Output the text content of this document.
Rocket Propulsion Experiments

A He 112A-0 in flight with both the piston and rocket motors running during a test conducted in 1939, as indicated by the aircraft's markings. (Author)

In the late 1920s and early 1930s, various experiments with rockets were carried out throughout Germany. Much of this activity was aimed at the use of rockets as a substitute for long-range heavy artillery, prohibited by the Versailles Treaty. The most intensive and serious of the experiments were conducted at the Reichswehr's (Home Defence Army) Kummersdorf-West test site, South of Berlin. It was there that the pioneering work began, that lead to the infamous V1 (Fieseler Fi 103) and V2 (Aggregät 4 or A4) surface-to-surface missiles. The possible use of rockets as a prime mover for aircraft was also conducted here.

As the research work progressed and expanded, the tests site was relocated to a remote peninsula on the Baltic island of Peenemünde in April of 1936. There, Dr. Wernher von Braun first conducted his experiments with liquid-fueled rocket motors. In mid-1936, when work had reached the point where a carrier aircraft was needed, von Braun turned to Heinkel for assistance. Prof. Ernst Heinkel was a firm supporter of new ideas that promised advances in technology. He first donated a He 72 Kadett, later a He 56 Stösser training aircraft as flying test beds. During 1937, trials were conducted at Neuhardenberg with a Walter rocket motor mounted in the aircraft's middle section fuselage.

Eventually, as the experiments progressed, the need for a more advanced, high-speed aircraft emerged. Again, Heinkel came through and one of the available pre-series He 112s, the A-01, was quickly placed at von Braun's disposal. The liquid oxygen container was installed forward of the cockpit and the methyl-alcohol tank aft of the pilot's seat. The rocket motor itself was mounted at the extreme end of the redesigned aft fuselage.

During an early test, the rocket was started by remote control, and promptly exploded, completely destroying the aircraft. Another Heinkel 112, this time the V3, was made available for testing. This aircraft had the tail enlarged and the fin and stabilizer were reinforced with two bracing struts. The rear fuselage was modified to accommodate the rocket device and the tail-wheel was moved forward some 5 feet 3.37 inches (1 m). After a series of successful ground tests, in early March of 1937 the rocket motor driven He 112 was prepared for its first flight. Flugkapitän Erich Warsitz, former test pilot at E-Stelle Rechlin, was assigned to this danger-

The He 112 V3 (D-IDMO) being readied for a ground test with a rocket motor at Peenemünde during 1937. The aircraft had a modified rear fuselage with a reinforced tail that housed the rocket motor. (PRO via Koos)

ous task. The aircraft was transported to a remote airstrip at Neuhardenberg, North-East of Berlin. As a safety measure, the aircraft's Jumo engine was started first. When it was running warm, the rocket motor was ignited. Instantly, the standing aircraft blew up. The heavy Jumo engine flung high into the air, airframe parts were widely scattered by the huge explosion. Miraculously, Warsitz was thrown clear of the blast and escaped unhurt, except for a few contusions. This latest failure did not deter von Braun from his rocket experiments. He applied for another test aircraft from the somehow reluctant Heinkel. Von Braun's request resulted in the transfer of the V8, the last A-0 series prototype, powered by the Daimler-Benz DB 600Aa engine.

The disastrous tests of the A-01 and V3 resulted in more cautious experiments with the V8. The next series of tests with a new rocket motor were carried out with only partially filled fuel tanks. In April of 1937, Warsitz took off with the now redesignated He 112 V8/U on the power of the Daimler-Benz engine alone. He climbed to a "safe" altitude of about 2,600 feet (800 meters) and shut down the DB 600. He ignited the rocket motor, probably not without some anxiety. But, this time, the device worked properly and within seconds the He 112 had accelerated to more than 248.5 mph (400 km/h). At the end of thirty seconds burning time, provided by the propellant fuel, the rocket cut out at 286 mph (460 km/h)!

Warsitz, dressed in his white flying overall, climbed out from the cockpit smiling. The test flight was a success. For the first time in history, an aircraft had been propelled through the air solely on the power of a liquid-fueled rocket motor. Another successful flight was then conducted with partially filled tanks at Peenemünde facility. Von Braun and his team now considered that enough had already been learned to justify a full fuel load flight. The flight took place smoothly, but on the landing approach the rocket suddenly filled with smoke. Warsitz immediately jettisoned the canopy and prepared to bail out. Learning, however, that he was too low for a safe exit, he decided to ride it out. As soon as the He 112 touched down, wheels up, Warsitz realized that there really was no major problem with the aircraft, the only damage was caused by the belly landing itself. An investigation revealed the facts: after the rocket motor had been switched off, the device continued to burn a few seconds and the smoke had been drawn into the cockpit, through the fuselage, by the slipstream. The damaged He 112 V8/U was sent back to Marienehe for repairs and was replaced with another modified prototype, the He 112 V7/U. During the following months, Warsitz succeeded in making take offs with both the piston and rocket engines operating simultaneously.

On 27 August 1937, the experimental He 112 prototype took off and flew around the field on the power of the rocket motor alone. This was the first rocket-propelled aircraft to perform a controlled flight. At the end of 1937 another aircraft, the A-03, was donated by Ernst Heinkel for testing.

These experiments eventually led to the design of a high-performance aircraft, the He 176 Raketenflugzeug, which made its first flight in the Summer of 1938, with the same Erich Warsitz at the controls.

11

» Written exercise: Quote each line of the data above exactly as written.

» Task response:
Output the text content of this document.
Rocket Propulsion Experiments

A He 112A-0 in flight with both the piston and rocket motors running during a test conducted in 1939, as indicated by the aircraft's markings. (Author)

In the late 1920s and early 1930s, various experiments with rockets were carried out throughout Germany. Much of this activity was aimed at the use of rockets as a substitute for long-range heavy artillery, prohibited by the Versailles Treaty. The most intensive and serious of the experiments were conducted at the Reichswehr's (Home Defence Army) Kummersdorf-West test site, South of Berlin. It was there that the pioneering work began, that lead to the infamous V1 (Fieseler Fi 103) and V2 (Aggregät 4 or A4) surface-to-surface missiles. The possible use of rockets as a prime mover for aircraft was also conducted here.

As the research work progressed and expanded, the tests site was relocated to a remote peninsula on the Baltic island of Peenemünde in April of 1936. There, Dr. Wernher von Braun first conducted his experiments with liquid-fueled rocket motors. In mid-1936, when work had reached the point where a carrier aircraft was needed, von Braun turned to Heinkel for assistance. Prof. Ernst Heinkel was a firm supporter of new ideas that promised advances in technology. He first donated a He 72 Kadett, later a He 56 Stösser training aircraft as flying test beds. During 1937, trials were conducted at Neuhardenberg with a Walter rocket motor mounted in the aircraft's middle section fuselage.

Eventually, as the experiments progressed, the need for a more advanced, high-speed aircraft emerged. Again, Heinkel came through and one of the available pre-series He 112s, the A-01, was quickly placed at von Braun's disposal. The liquid oxygen container was installed forward of the cockpit and the methyl-alcohol tank aft of the pilot's seat. The rocket motor itself was mounted at the extreme end of the redesigned aft fuselage.

During an early test, the rocket was started by remote control, and promptly exploded, completely destroying the aircraft. Another Heinkel 112, this time the V3, was made available for testing. This aircraft had the tail enlarged and the fin and stabilizer were reinforced with two bracing struts. The rear fuselage was modified to accommodate the rocket device and the tail-wheel was moved forward some 5 feet 3.37 inches (1 m). After a series of successful ground tests, in early March of 1937 the rocket motor driven He 112 was prepared for its first flight. Flugkapitän Erich Warsitz, former test pilot at E-Stelle Rechlin, was assigned to this danger-

The He 112 V3 (D-IDMO) being readied for a ground test with a rocket motor at Peenemünde during 1937. The aircraft had a modified rear fuselage with a reinforced tail that housed the rocket motor. (PRO via Koos)

ous task. The aircraft was transported to a remote airstrip at Neuhardenberg, North-East of Berlin. As a safety measure, the aircraft's Jumo engine was started first. When it was running warm, the rocket motor was ignited. Instantly, the standing aircraft blew up. The heavy Jumo engine flung high into the air, airframe parts were widely scattered by the huge explosion. Miraculously, Warsitz was thrown clear of the blast and escaped unhurt, except for a few contusions. This latest failure did not deter von Braun from his rocket experiments. He applied for another test aircraft from the somehow reluctant Heinkel. Von Braun's request resulted in the transfer of the V8, the last A-0 series prototype, powered by the Daimler-Benz DB 600Aa engine.

The disastrous tests of the A-01 and V3 resulted in more cautious experiments with the V8. The next series of tests with a new rocket motor were carried out with only partially filled fuel tanks. In April of 1937, Warsitz took off with the now redesignated He 112 V8/U on the power of the Daimler-Benz engine alone. He climbed to a "safe" altitude of about 2,600 feet (800 meters) and shut down the DB 600. He ignited the rocket motor, probably not without some anxiety. But, this time, the device worked properly and within seconds the He 112 had accelerated to more than 248.5 mph (400 km/h). At the end of thirty seconds burning time, provided by the propellant fuel, the rocket cut out at 286 mph (460 km/h)!

Warsitz, dressed in his white flying overall, climbed out from the cockpit smiling. The test flight was a success. For the first time in history, an aircraft had been propelled through the air solely on the power of a liquid-fueled rocket motor. Another successful flight was then conducted with partially filled tanks at Peenemünde facility. Von Braun and his team now considered that enough had already been learned to justify a full fuel load flight. The flight took place smoothly, but on the landing approach the rocket suddenly filled with smoke. Warsitz immediately jettisoned the canopy and prepared to bail out. Learning, however, that he was too low for a safe exit, he decided to ride it out. As soon as the He 112 touched down, wheels up, Warsitz realized that there really was no major problem with the aircraft, the only damage was caused by the belly landing itself. An investigation revealed the facts: after the rocket motor had been switched off, the device continued to burn a few seconds and the smoke had been drawn into the cockpit, through the fuselage, by the slipstream. The damaged He 112 V8/U was sent back to Marienehe for repairs and was replaced with another modified prototype, the He 112 V7/U. During the following months, Warsitz succeeded in making take offs with both the piston and rocket engines operating simultaneously.

On 27 August 1937, the experimental He 112 prototype took off and flew around the field on the power of the rocket motor alone. This was the first rocket-propelled aircraft to perform a controlled flight. At the end of 1937 another aircraft, the A-03, was donated by Ernst Heinkel for testing.

These experiments eventually led to the design of a high-performance aircraft, the He 176 Raketenflugzeug, which made its first flight in the Summer of 1938, with the same Erich Warsitz at the controls.

11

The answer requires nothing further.